**Saved entries**
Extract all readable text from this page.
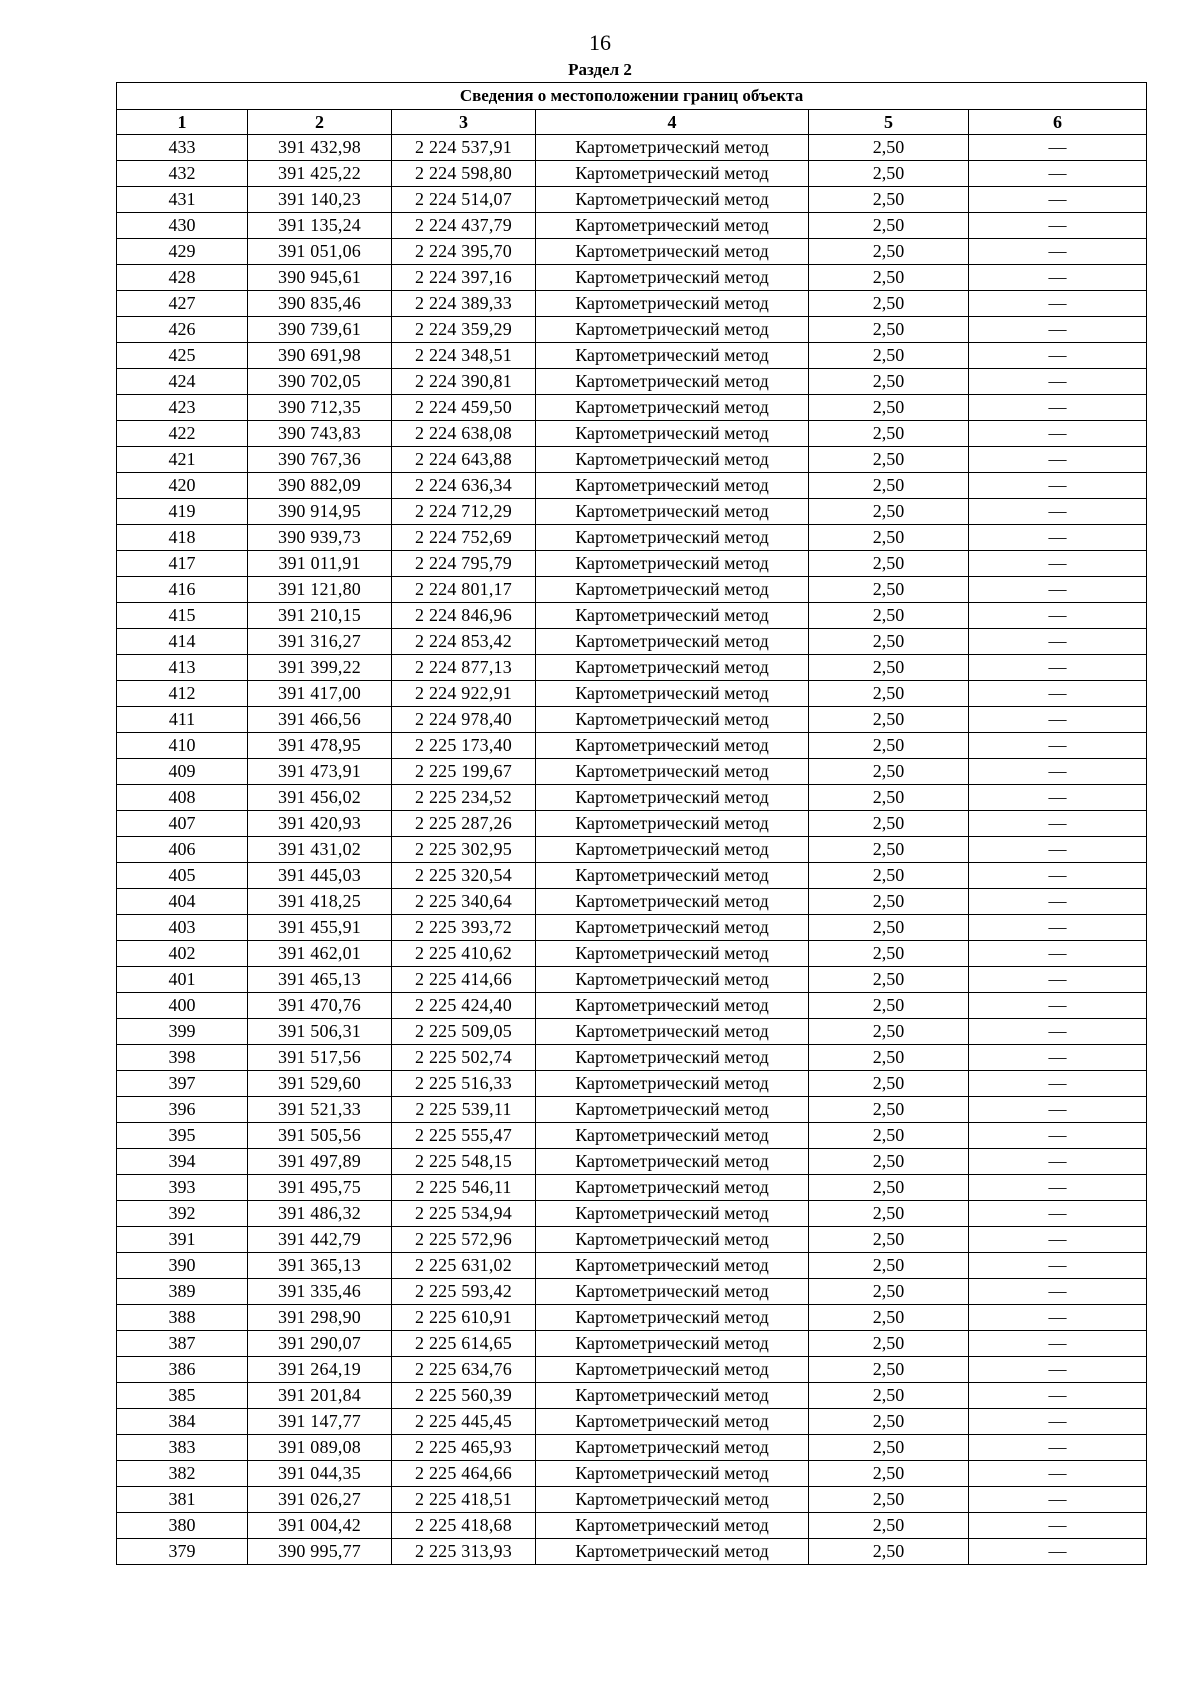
16
Раздел 2
Сведения о местоположении границ объекта					
1	2	3	4	5	6
433	391 432,98	2 224 537,91	Картометрический метод	2,50	—
432	391 425,22	2 224 598,80	Картометрический метод	2,50	—
431	391 140,23	2 224 514,07	Картометрический метод	2,50	—
430	391 135,24	2 224 437,79	Картометрический метод	2,50	—
429	391 051,06	2 224 395,70	Картометрический метод	2,50	—
428	390 945,61	2 224 397,16	Картометрический метод	2,50	—
427	390 835,46	2 224 389,33	Картометрический метод	2,50	—
426	390 739,61	2 224 359,29	Картометрический метод	2,50	—
425	390 691,98	2 224 348,51	Картометрический метод	2,50	—
424	390 702,05	2 224 390,81	Картометрический метод	2,50	—
423	390 712,35	2 224 459,50	Картометрический метод	2,50	—
422	390 743,83	2 224 638,08	Картометрический метод	2,50	—
421	390 767,36	2 224 643,88	Картометрический метод	2,50	—
420	390 882,09	2 224 636,34	Картометрический метод	2,50	—
419	390 914,95	2 224 712,29	Картометрический метод	2,50	—
418	390 939,73	2 224 752,69	Картометрический метод	2,50	—
417	391 011,91	2 224 795,79	Картометрический метод	2,50	—
416	391 121,80	2 224 801,17	Картометрический метод	2,50	—
415	391 210,15	2 224 846,96	Картометрический метод	2,50	—
414	391 316,27	2 224 853,42	Картометрический метод	2,50	—
413	391 399,22	2 224 877,13	Картометрический метод	2,50	—
412	391 417,00	2 224 922,91	Картометрический метод	2,50	—
411	391 466,56	2 224 978,40	Картометрический метод	2,50	—
410	391 478,95	2 225 173,40	Картометрический метод	2,50	—
409	391 473,91	2 225 199,67	Картометрический метод	2,50	—
408	391 456,02	2 225 234,52	Картометрический метод	2,50	—
407	391 420,93	2 225 287,26	Картометрический метод	2,50	—
406	391 431,02	2 225 302,95	Картометрический метод	2,50	—
405	391 445,03	2 225 320,54	Картометрический метод	2,50	—
404	391 418,25	2 225 340,64	Картометрический метод	2,50	—
403	391 455,91	2 225 393,72	Картометрический метод	2,50	—
402	391 462,01	2 225 410,62	Картометрический метод	2,50	—
401	391 465,13	2 225 414,66	Картометрический метод	2,50	—
400	391 470,76	2 225 424,40	Картометрический метод	2,50	—
399	391 506,31	2 225 509,05	Картометрический метод	2,50	—
398	391 517,56	2 225 502,74	Картометрический метод	2,50	—
397	391 529,60	2 225 516,33	Картометрический метод	2,50	—
396	391 521,33	2 225 539,11	Картометрический метод	2,50	—
395	391 505,56	2 225 555,47	Картометрический метод	2,50	—
394	391 497,89	2 225 548,15	Картометрический метод	2,50	—
393	391 495,75	2 225 546,11	Картометрический метод	2,50	—
392	391 486,32	2 225 534,94	Картометрический метод	2,50	—
391	391 442,79	2 225 572,96	Картометрический метод	2,50	—
390	391 365,13	2 225 631,02	Картометрический метод	2,50	—
389	391 335,46	2 225 593,42	Картометрический метод	2,50	—
388	391 298,90	2 225 610,91	Картометрический метод	2,50	—
387	391 290,07	2 225 614,65	Картометрический метод	2,50	—
386	391 264,19	2 225 634,76	Картометрический метод	2,50	—
385	391 201,84	2 225 560,39	Картометрический метод	2,50	—
384	391 147,77	2 225 445,45	Картометрический метод	2,50	—
383	391 089,08	2 225 465,93	Картометрический метод	2,50	—
382	391 044,35	2 225 464,66	Картометрический метод	2,50	—
381	391 026,27	2 225 418,51	Картометрический метод	2,50	—
380	391 004,42	2 225 418,68	Картометрический метод	2,50	—
379	390 995,77	2 225 313,93	Картометрический метод	2,50	—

**WRITTEN EXERCISE**
Pictures in the records must not appear in the copy; transcribe everything else precisely.

**FINAL ANSWER**
Extract all readable text from this page.
16
Раздел 2
Сведения о местоположении границ объекта					
1	2	3	4	5	6
433	391 432,98	2 224 537,91	Картометрический метод	2,50	—
432	391 425,22	2 224 598,80	Картометрический метод	2,50	—
431	391 140,23	2 224 514,07	Картометрический метод	2,50	—
430	391 135,24	2 224 437,79	Картометрический метод	2,50	—
429	391 051,06	2 224 395,70	Картометрический метод	2,50	—
428	390 945,61	2 224 397,16	Картометрический метод	2,50	—
427	390 835,46	2 224 389,33	Картометрический метод	2,50	—
426	390 739,61	2 224 359,29	Картометрический метод	2,50	—
425	390 691,98	2 224 348,51	Картометрический метод	2,50	—
424	390 702,05	2 224 390,81	Картометрический метод	2,50	—
423	390 712,35	2 224 459,50	Картометрический метод	2,50	—
422	390 743,83	2 224 638,08	Картометрический метод	2,50	—
421	390 767,36	2 224 643,88	Картометрический метод	2,50	—
420	390 882,09	2 224 636,34	Картометрический метод	2,50	—
419	390 914,95	2 224 712,29	Картометрический метод	2,50	—
418	390 939,73	2 224 752,69	Картометрический метод	2,50	—
417	391 011,91	2 224 795,79	Картометрический метод	2,50	—
416	391 121,80	2 224 801,17	Картометрический метод	2,50	—
415	391 210,15	2 224 846,96	Картометрический метод	2,50	—
414	391 316,27	2 224 853,42	Картометрический метод	2,50	—
413	391 399,22	2 224 877,13	Картометрический метод	2,50	—
412	391 417,00	2 224 922,91	Картометрический метод	2,50	—
411	391 466,56	2 224 978,40	Картометрический метод	2,50	—
410	391 478,95	2 225 173,40	Картометрический метод	2,50	—
409	391 473,91	2 225 199,67	Картометрический метод	2,50	—
408	391 456,02	2 225 234,52	Картометрический метод	2,50	—
407	391 420,93	2 225 287,26	Картометрический метод	2,50	—
406	391 431,02	2 225 302,95	Картометрический метод	2,50	—
405	391 445,03	2 225 320,54	Картометрический метод	2,50	—
404	391 418,25	2 225 340,64	Картометрический метод	2,50	—
403	391 455,91	2 225 393,72	Картометрический метод	2,50	—
402	391 462,01	2 225 410,62	Картометрический метод	2,50	—
401	391 465,13	2 225 414,66	Картометрический метод	2,50	—
400	391 470,76	2 225 424,40	Картометрический метод	2,50	—
399	391 506,31	2 225 509,05	Картометрический метод	2,50	—
398	391 517,56	2 225 502,74	Картометрический метод	2,50	—
397	391 529,60	2 225 516,33	Картометрический метод	2,50	—
396	391 521,33	2 225 539,11	Картометрический метод	2,50	—
395	391 505,56	2 225 555,47	Картометрический метод	2,50	—
394	391 497,89	2 225 548,15	Картометрический метод	2,50	—
393	391 495,75	2 225 546,11	Картометрический метод	2,50	—
392	391 486,32	2 225 534,94	Картометрический метод	2,50	—
391	391 442,79	2 225 572,96	Картометрический метод	2,50	—
390	391 365,13	2 225 631,02	Картометрический метод	2,50	—
389	391 335,46	2 225 593,42	Картометрический метод	2,50	—
388	391 298,90	2 225 610,91	Картометрический метод	2,50	—
387	391 290,07	2 225 614,65	Картометрический метод	2,50	—
386	391 264,19	2 225 634,76	Картометрический метод	2,50	—
385	391 201,84	2 225 560,39	Картометрический метод	2,50	—
384	391 147,77	2 225 445,45	Картометрический метод	2,50	—
383	391 089,08	2 225 465,93	Картометрический метод	2,50	—
382	391 044,35	2 225 464,66	Картометрический метод	2,50	—
381	391 026,27	2 225 418,51	Картометрический метод	2,50	—
380	391 004,42	2 225 418,68	Картометрический метод	2,50	—
379	390 995,77	2 225 313,93	Картометрический метод	2,50	—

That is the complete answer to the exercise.